Pull each line containing "false" out of the data and copy it.
——
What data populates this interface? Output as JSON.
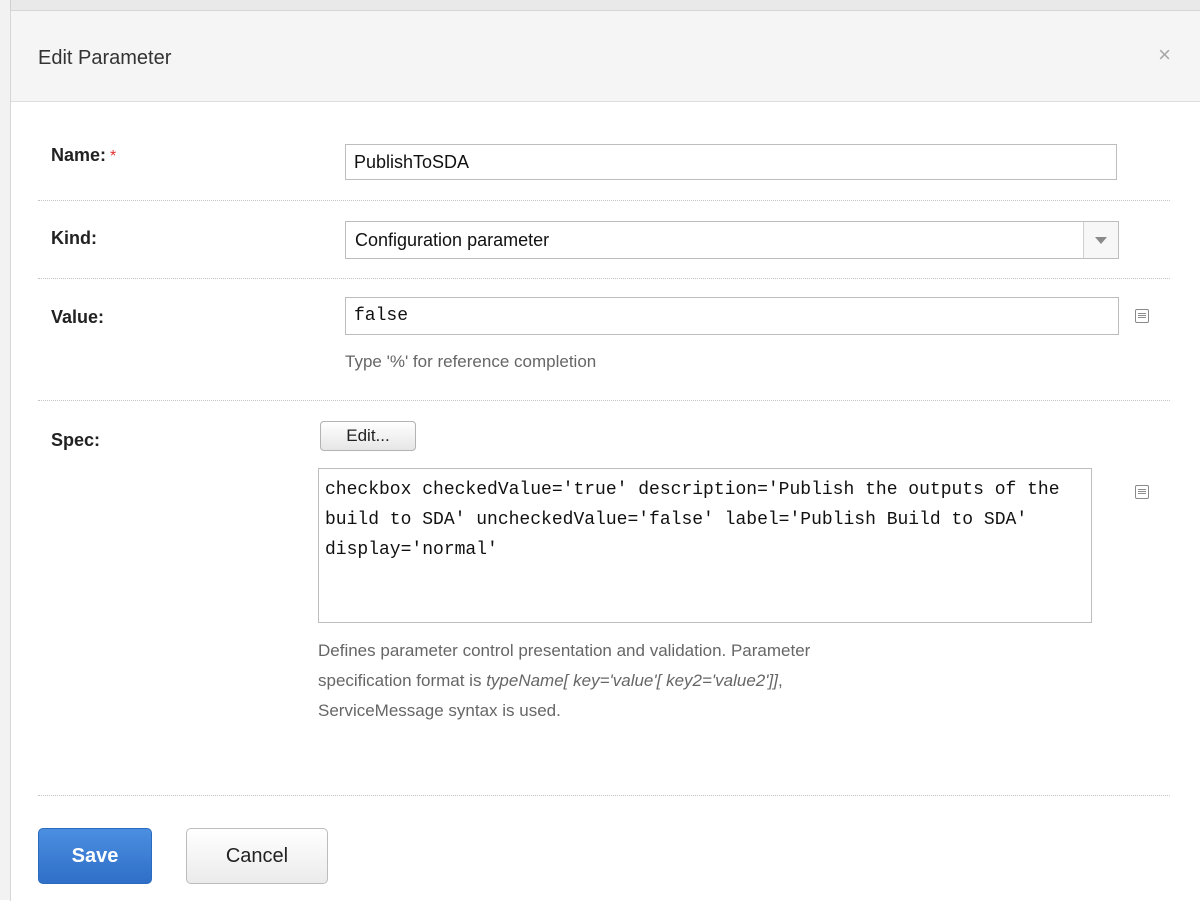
{
  "dialog": {
    "title": "Edit Parameter",
    "close_symbol": "×"
  },
  "form": {
    "name": {
      "label": "Name:",
      "required_mark": "*",
      "value": "PublishToSDA"
    },
    "kind": {
      "label": "Kind:",
      "selected": "Configuration parameter"
    },
    "value": {
      "label": "Value:",
      "value": "false",
      "hint": "Type '%' for reference completion"
    },
    "spec": {
      "label": "Spec:",
      "edit_button": "Edit...",
      "value": "checkbox checkedValue='true' description='Publish the outputs of the build to SDA' uncheckedValue='false' label='Publish Build to SDA' display='normal'",
      "hint_line1": "Defines parameter control presentation and validation. Parameter",
      "hint_line2_prefix": "specification format is ",
      "hint_line2_em": "typeName[ key='value'[ key2='value2']]",
      "hint_line2_suffix": ",",
      "hint_line3": "ServiceMessage syntax is used."
    }
  },
  "buttons": {
    "save": "Save",
    "cancel": "Cancel"
  },
  "icons": [
    "close-icon",
    "list-icon",
    "chevron-down-icon"
  ]
}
——
### Output of the task:
      "value": "false",
      "value": "checkbox checkedValue='true' description='Publish the outputs of the build to SDA' uncheckedValue='false' label='Publish Build to SDA' display='normal'",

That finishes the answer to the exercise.